SET EXERCISE: Repeat the data word for word from its very first line through the line that contains "- x-tick-label: 2025: [676, 802, 698, 847]", keeping both of those lines.

[Box annotation data]
* Begin *
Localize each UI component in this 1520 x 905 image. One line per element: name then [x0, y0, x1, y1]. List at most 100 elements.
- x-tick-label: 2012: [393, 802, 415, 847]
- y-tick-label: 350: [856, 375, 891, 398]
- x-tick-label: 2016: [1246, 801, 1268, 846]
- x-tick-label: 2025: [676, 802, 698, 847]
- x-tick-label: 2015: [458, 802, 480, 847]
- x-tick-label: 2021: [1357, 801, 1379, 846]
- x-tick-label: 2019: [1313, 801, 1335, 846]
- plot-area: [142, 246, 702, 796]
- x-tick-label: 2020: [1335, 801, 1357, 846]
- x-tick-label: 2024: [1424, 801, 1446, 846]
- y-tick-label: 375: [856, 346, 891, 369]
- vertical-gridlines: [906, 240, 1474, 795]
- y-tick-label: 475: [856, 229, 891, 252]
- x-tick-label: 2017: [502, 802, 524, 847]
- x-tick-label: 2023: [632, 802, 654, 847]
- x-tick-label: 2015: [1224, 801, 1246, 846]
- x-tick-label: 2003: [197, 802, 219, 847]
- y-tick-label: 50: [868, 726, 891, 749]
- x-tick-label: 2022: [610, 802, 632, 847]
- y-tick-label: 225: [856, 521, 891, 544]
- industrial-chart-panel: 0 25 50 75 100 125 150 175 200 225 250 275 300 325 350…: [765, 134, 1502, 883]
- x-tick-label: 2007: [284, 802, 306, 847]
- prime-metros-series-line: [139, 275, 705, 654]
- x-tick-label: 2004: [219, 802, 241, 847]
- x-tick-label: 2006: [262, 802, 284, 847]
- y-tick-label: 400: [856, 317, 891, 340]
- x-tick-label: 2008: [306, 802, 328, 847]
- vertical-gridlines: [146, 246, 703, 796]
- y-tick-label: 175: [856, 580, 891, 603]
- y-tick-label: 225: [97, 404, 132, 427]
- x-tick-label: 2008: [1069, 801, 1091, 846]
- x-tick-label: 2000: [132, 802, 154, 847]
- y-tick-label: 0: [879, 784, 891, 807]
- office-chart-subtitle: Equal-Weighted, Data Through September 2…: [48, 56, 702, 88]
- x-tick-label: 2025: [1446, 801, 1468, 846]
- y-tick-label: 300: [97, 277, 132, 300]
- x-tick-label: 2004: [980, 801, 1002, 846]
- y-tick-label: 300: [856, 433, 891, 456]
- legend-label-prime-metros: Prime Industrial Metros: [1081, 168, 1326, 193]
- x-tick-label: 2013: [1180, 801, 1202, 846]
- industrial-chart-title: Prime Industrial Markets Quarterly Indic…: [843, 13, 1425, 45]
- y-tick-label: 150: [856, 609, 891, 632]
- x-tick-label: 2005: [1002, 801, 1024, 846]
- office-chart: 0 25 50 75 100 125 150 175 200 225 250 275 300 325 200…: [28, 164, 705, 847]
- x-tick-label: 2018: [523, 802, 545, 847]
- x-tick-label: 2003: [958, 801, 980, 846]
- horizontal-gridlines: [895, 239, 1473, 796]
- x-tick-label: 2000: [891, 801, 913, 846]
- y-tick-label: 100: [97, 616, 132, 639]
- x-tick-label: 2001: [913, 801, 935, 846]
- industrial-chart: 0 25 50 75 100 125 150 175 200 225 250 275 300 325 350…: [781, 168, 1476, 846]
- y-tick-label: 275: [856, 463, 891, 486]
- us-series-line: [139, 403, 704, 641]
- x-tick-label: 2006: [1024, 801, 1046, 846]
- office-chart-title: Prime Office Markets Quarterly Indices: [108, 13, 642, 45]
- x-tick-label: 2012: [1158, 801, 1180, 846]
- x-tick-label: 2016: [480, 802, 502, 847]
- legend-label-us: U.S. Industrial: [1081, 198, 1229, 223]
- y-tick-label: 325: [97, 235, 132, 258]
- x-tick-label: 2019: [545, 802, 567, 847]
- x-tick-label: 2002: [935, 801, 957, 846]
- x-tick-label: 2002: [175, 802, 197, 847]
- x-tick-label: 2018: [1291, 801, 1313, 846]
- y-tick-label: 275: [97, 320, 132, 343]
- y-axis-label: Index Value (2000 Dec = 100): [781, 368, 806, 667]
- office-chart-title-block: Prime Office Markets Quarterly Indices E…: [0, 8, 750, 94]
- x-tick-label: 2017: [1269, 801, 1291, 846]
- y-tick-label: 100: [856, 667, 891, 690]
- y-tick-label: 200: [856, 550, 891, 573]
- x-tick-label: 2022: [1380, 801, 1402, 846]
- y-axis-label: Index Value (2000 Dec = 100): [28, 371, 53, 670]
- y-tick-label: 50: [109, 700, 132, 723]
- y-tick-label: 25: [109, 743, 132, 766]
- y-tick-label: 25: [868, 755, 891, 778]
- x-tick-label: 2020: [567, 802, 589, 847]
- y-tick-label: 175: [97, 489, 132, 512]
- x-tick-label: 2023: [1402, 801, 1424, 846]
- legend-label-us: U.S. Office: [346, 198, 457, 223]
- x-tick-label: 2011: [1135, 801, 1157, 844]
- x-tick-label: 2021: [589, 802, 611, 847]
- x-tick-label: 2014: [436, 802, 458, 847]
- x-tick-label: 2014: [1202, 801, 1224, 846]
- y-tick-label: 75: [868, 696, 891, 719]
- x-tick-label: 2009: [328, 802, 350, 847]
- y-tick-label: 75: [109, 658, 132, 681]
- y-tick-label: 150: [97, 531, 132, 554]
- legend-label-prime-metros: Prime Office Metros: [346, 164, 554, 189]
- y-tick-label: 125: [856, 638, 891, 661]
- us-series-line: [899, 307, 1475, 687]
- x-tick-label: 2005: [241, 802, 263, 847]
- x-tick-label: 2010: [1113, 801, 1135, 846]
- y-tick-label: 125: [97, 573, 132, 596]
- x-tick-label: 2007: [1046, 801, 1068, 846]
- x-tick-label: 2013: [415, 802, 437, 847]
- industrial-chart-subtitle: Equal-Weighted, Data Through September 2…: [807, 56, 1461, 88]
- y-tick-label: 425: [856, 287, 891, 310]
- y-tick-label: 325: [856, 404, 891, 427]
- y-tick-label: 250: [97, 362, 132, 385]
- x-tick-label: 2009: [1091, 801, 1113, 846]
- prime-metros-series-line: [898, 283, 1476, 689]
* End *
WRITTEN ANSWER:
Localize each UI component in this 1520 x 905 image. One line per element: name then [x0, y0, x1, y1]. List at most 100 elements.
- x-tick-label: 2012: [393, 802, 415, 847]
- y-tick-label: 350: [856, 375, 891, 398]
- x-tick-label: 2016: [1246, 801, 1268, 846]
- x-tick-label: 2025: [676, 802, 698, 847]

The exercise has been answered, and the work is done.